**Task to carry out**
Repeat the records below exactly as they appear.

********

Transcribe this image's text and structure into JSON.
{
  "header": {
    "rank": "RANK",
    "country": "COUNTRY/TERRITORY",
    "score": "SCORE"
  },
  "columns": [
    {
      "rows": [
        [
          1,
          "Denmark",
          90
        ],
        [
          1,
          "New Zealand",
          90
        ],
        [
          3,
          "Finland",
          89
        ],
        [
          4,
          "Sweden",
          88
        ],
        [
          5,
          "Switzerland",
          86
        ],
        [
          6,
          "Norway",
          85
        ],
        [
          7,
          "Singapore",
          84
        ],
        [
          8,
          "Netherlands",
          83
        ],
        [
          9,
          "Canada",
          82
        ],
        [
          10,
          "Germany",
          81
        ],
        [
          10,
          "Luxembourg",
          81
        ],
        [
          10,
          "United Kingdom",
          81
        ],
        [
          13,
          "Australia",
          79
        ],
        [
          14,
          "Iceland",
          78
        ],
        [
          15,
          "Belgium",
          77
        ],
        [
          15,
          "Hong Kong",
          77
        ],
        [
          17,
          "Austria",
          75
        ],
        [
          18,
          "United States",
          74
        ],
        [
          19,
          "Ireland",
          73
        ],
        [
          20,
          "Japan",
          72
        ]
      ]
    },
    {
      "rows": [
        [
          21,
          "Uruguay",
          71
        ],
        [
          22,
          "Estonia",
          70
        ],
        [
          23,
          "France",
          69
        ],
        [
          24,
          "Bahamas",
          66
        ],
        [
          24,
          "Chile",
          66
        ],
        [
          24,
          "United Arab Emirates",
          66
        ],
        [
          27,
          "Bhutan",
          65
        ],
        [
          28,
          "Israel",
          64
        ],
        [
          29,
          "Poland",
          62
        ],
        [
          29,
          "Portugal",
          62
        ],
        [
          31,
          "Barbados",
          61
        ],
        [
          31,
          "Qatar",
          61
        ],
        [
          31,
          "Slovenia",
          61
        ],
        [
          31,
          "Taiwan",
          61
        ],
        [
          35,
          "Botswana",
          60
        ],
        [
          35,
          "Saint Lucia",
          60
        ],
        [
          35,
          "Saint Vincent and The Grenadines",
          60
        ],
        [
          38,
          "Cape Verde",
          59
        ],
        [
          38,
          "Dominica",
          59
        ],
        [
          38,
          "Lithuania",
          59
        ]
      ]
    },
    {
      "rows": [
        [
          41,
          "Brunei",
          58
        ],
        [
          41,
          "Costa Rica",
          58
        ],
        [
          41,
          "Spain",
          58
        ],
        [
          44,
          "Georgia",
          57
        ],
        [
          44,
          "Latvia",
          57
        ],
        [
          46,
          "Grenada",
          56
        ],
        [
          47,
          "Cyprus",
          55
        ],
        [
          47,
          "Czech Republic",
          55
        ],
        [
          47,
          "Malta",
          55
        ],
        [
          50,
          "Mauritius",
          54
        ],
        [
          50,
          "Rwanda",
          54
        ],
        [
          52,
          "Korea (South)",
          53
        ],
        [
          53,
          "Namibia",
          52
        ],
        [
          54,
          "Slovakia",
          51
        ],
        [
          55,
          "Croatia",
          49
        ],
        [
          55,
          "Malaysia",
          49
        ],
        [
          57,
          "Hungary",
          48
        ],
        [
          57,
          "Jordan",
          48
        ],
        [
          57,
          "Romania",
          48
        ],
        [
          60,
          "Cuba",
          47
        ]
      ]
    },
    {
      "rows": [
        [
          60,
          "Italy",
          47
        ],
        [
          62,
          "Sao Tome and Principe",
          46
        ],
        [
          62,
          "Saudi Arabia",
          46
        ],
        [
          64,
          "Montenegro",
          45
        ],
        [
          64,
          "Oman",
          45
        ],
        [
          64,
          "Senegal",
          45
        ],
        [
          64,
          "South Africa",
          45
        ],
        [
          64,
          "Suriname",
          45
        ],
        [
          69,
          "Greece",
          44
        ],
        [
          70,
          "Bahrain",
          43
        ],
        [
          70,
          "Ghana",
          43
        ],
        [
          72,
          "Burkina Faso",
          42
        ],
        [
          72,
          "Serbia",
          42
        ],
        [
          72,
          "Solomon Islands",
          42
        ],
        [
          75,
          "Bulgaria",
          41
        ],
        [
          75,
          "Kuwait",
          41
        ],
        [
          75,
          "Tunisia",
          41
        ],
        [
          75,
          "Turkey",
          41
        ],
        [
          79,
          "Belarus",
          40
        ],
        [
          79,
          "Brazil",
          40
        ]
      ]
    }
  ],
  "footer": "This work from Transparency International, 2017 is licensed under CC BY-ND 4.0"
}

********

**The result**
Transcribe this image's text and structure into JSON.
{
  "header": {
    "rank": "RANK",
    "country": "COUNTRY/TERRITORY",
    "score": "SCORE"
  },
  "columns": [
    {
      "rows": [
        [
          1,
          "Denmark",
          90
        ],
        [
          1,
          "New Zealand",
          90
        ],
        [
          3,
          "Finland",
          89
        ],
        [
          4,
          "Sweden",
          88
        ],
        [
          5,
          "Switzerland",
          86
        ],
        [
          6,
          "Norway",
          85
        ],
        [
          7,
          "Singapore",
          84
        ],
        [
          8,
          "Netherlands",
          83
        ],
        [
          9,
          "Canada",
          82
        ],
        [
          10,
          "Germany",
          81
        ],
        [
          10,
          "Luxembourg",
          81
        ],
        [
          10,
          "United Kingdom",
          81
        ],
        [
          13,
          "Australia",
          79
        ],
        [
          14,
          "Iceland",
          78
        ],
        [
          15,
          "Belgium",
          77
        ],
        [
          15,
          "Hong Kong",
          77
        ],
        [
          17,
          "Austria",
          75
        ],
        [
          18,
          "United States",
          74
        ],
        [
          19,
          "Ireland",
          73
        ],
        [
          20,
          "Japan",
          72
        ]
      ]
    },
    {
      "rows": [
        [
          21,
          "Uruguay",
          71
        ],
        [
          22,
          "Estonia",
          70
        ],
        [
          23,
          "France",
          69
        ],
        [
          24,
          "Bahamas",
          66
        ],
        [
          24,
          "Chile",
          66
        ],
        [
          24,
          "United Arab Emirates",
          66
        ],
        [
          27,
          "Bhutan",
          65
        ],
        [
          28,
          "Israel",
          64
        ],
        [
          29,
          "Poland",
          62
        ],
        [
          29,
          "Portugal",
          62
        ],
        [
          31,
          "Barbados",
          61
        ],
        [
          31,
          "Qatar",
          61
        ],
        [
          31,
          "Slovenia",
          61
        ],
        [
          31,
          "Taiwan",
          61
        ],
        [
          35,
          "Botswana",
          60
        ],
        [
          35,
          "Saint Lucia",
          60
        ],
        [
          35,
          "Saint Vincent and The Grenadines",
          60
        ],
        [
          38,
          "Cape Verde",
          59
        ],
        [
          38,
          "Dominica",
          59
        ],
        [
          38,
          "Lithuania",
          59
        ]
      ]
    },
    {
      "rows": [
        [
          41,
          "Brunei",
          58
        ],
        [
          41,
          "Costa Rica",
          58
        ],
        [
          41,
          "Spain",
          58
        ],
        [
          44,
          "Georgia",
          57
        ],
        [
          44,
          "Latvia",
          57
        ],
        [
          46,
          "Grenada",
          56
        ],
        [
          47,
          "Cyprus",
          55
        ],
        [
          47,
          "Czech Republic",
          55
        ],
        [
          47,
          "Malta",
          55
        ],
        [
          50,
          "Mauritius",
          54
        ],
        [
          50,
          "Rwanda",
          54
        ],
        [
          52,
          "Korea (South)",
          53
        ],
        [
          53,
          "Namibia",
          52
        ],
        [
          54,
          "Slovakia",
          51
        ],
        [
          55,
          "Croatia",
          49
        ],
        [
          55,
          "Malaysia",
          49
        ],
        [
          57,
          "Hungary",
          48
        ],
        [
          57,
          "Jordan",
          48
        ],
        [
          57,
          "Romania",
          48
        ],
        [
          60,
          "Cuba",
          47
        ]
      ]
    },
    {
      "rows": [
        [
          60,
          "Italy",
          47
        ],
        [
          62,
          "Sao Tome and Principe",
          46
        ],
        [
          62,
          "Saudi Arabia",
          46
        ],
        [
          64,
          "Montenegro",
          45
        ],
        [
          64,
          "Oman",
          45
        ],
        [
          64,
          "Senegal",
          45
        ],
        [
          64,
          "South Africa",
          45
        ],
        [
          64,
          "Suriname",
          45
        ],
        [
          69,
          "Greece",
          44
        ],
        [
          70,
          "Bahrain",
          43
        ],
        [
          70,
          "Ghana",
          43
        ],
        [
          72,
          "Burkina Faso",
          42
        ],
        [
          72,
          "Serbia",
          42
        ],
        [
          72,
          "Solomon Islands",
          42
        ],
        [
          75,
          "Bulgaria",
          41
        ],
        [
          75,
          "Kuwait",
          41
        ],
        [
          75,
          "Tunisia",
          41
        ],
        [
          75,
          "Turkey",
          41
        ],
        [
          79,
          "Belarus",
          40
        ],
        [
          79,
          "Brazil",
          40
        ]
      ]
    }
  ],
  "footer": "This work from Transparency International, 2017 is licensed under CC BY-ND 4.0"
}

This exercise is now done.